Reproduce each line exactly. Skip none.

----

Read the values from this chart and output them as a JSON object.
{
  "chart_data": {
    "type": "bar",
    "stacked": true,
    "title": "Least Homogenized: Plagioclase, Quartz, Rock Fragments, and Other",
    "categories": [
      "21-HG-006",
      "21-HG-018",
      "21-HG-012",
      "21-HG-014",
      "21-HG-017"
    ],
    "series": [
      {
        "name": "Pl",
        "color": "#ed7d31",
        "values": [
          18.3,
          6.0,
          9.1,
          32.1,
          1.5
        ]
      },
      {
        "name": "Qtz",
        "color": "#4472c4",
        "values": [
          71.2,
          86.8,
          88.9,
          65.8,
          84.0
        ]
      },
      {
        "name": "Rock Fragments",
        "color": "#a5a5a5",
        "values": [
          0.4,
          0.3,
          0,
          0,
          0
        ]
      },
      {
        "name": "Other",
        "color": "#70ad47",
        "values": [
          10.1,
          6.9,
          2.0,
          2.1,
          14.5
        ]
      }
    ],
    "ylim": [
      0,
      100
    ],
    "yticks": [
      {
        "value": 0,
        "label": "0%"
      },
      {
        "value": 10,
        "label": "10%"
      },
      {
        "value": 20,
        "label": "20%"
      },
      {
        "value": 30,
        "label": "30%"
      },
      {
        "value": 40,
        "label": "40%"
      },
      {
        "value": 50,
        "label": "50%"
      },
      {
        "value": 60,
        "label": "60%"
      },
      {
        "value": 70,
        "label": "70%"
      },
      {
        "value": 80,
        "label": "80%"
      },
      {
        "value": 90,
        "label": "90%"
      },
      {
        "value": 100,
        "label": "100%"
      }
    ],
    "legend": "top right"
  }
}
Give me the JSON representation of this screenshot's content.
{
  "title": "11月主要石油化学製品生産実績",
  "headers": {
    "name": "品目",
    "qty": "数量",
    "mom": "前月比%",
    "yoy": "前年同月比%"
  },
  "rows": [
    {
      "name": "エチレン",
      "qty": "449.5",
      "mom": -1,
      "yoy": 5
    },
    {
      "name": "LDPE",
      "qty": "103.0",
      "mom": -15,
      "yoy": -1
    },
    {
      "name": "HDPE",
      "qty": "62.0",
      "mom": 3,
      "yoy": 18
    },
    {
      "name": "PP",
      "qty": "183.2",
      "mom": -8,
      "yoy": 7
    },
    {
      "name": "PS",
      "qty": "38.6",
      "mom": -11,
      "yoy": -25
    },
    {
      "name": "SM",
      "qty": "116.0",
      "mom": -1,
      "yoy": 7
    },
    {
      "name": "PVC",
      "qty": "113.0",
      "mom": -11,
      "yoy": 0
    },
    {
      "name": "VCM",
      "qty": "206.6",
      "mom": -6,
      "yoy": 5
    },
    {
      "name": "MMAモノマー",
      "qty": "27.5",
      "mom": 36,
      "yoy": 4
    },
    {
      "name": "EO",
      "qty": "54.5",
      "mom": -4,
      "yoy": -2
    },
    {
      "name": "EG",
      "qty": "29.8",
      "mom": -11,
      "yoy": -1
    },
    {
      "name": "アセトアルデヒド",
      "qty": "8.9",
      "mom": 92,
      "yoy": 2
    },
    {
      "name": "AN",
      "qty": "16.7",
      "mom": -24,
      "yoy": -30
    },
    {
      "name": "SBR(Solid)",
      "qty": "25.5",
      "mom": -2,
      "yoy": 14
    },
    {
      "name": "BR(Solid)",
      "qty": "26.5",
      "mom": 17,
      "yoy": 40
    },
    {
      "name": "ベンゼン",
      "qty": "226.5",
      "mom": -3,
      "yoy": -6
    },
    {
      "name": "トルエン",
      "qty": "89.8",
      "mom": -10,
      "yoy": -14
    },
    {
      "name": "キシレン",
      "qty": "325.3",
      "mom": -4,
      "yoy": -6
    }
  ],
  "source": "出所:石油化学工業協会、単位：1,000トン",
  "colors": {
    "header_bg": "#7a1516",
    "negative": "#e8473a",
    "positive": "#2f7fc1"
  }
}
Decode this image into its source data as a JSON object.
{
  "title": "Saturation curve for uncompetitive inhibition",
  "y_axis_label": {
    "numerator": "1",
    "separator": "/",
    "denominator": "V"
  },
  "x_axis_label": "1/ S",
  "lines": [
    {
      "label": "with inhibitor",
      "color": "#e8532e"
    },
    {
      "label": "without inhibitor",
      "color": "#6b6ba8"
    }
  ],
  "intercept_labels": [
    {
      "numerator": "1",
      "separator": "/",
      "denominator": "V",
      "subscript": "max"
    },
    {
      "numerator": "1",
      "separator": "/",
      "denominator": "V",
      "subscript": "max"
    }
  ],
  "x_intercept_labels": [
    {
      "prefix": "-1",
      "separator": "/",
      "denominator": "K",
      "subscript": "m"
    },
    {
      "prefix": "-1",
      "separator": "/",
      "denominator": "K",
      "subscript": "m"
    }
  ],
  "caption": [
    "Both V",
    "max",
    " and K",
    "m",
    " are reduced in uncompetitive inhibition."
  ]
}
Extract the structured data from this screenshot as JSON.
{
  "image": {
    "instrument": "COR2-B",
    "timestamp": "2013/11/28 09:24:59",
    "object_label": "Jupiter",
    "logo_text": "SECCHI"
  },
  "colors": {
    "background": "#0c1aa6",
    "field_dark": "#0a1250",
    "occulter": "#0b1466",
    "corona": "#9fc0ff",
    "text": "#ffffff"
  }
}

----

EXERCISE RESULT:
Read the values from this chart and output them as a JSON object.
{
  "chart_data": {
    "type": "bar",
    "stacked": true,
    "title": "Least Homogenized: Plagioclase, Quartz, Rock Fragments, and Other",
    "categories": [
      "21-HG-006",
      "21-HG-018",
      "21-HG-012",
      "21-HG-014",
      "21-HG-017"
    ],
    "series": [
      {
        "name": "Pl",
        "color": "#ed7d31",
        "values": [
          18.3,
          6.0,
          9.1,
          32.1,
          1.5
        ]
      },
      {
        "name": "Qtz",
        "color": "#4472c4",
        "values": [
          71.2,
          86.8,
          88.9,
          65.8,
          84.0
        ]
      },
      {
        "name": "Rock Fragments",
        "color": "#a5a5a5",
        "values": [
          0.4,
          0.3,
          0,
          0,
          0
        ]
      },
      {
        "name": "Other",
        "color": "#70ad47",
        "values": [
          10.1,
          6.9,
          2.0,
          2.1,
          14.5
        ]
      }
    ],
    "ylim": [
      0,
      100
    ],
    "yticks": [
      {
        "value": 0,
        "label": "0%"
      },
      {
        "value": 10,
        "label": "10%"
      },
      {
        "value": 20,
        "label": "20%"
      },
      {
        "value": 30,
        "label": "30%"
      },
      {
        "value": 40,
        "label": "40%"
      },
      {
        "value": 50,
        "label": "50%"
      },
      {
        "value": 60,
        "label": "60%"
      },
      {
        "value": 70,
        "label": "70%"
      },
      {
        "value": 80,
        "label": "80%"
      },
      {
        "value": 90,
        "label": "90%"
      },
      {
        "value": 100,
        "label": "100%"
      }
    ],
    "legend": "top right"
  }
}
Give me the JSON representation of this screenshot's content.
{
  "title": "11月主要石油化学製品生産実績",
  "headers": {
    "name": "品目",
    "qty": "数量",
    "mom": "前月比%",
    "yoy": "前年同月比%"
  },
  "rows": [
    {
      "name": "エチレン",
      "qty": "449.5",
      "mom": -1,
      "yoy": 5
    },
    {
      "name": "LDPE",
      "qty": "103.0",
      "mom": -15,
      "yoy": -1
    },
    {
      "name": "HDPE",
      "qty": "62.0",
      "mom": 3,
      "yoy": 18
    },
    {
      "name": "PP",
      "qty": "183.2",
      "mom": -8,
      "yoy": 7
    },
    {
      "name": "PS",
      "qty": "38.6",
      "mom": -11,
      "yoy": -25
    },
    {
      "name": "SM",
      "qty": "116.0",
      "mom": -1,
      "yoy": 7
    },
    {
      "name": "PVC",
      "qty": "113.0",
      "mom": -11,
      "yoy": 0
    },
    {
      "name": "VCM",
      "qty": "206.6",
      "mom": -6,
      "yoy": 5
    },
    {
      "name": "MMAモノマー",
      "qty": "27.5",
      "mom": 36,
      "yoy": 4
    },
    {
      "name": "EO",
      "qty": "54.5",
      "mom": -4,
      "yoy": -2
    },
    {
      "name": "EG",
      "qty": "29.8",
      "mom": -11,
      "yoy": -1
    },
    {
      "name": "アセトアルデヒド",
      "qty": "8.9",
      "mom": 92,
      "yoy": 2
    },
    {
      "name": "AN",
      "qty": "16.7",
      "mom": -24,
      "yoy": -30
    },
    {
      "name": "SBR(Solid)",
      "qty": "25.5",
      "mom": -2,
      "yoy": 14
    },
    {
      "name": "BR(Solid)",
      "qty": "26.5",
      "mom": 17,
      "yoy": 40
    },
    {
      "name": "ベンゼン",
      "qty": "226.5",
      "mom": -3,
      "yoy": -6
    },
    {
      "name": "トルエン",
      "qty": "89.8",
      "mom": -10,
      "yoy": -14
    },
    {
      "name": "キシレン",
      "qty": "325.3",
      "mom": -4,
      "yoy": -6
    }
  ],
  "source": "出所:石油化学工業協会、単位：1,000トン",
  "colors": {
    "header_bg": "#7a1516",
    "negative": "#e8473a",
    "positive": "#2f7fc1"
  }
}
Decode this image into its source data as a JSON object.
{
  "title": "Saturation curve for uncompetitive inhibition",
  "y_axis_label": {
    "numerator": "1",
    "separator": "/",
    "denominator": "V"
  },
  "x_axis_label": "1/ S",
  "lines": [
    {
      "label": "with inhibitor",
      "color": "#e8532e"
    },
    {
      "label": "without inhibitor",
      "color": "#6b6ba8"
    }
  ],
  "intercept_labels": [
    {
      "numerator": "1",
      "separator": "/",
      "denominator": "V",
      "subscript": "max"
    },
    {
      "numerator": "1",
      "separator": "/",
      "denominator": "V",
      "subscript": "max"
    }
  ],
  "x_intercept_labels": [
    {
      "prefix": "-1",
      "separator": "/",
      "denominator": "K",
      "subscript": "m"
    },
    {
      "prefix": "-1",
      "separator": "/",
      "denominator": "K",
      "subscript": "m"
    }
  ],
  "caption": [
    "Both V",
    "max",
    " and K",
    "m",
    " are reduced in uncompetitive inhibition."
  ]
}
Extract the structured data from this screenshot as JSON.
{
  "image": {
    "instrument": "COR2-B",
    "timestamp": "2013/11/28 09:24:59",
    "object_label": "Jupiter",
    "logo_text": "SECCHI"
  },
  "colors": {
    "background": "#0c1aa6",
    "field_dark": "#0a1250",
    "occulter": "#0b1466",
    "corona": "#9fc0ff",
    "text": "#ffffff"
  }
}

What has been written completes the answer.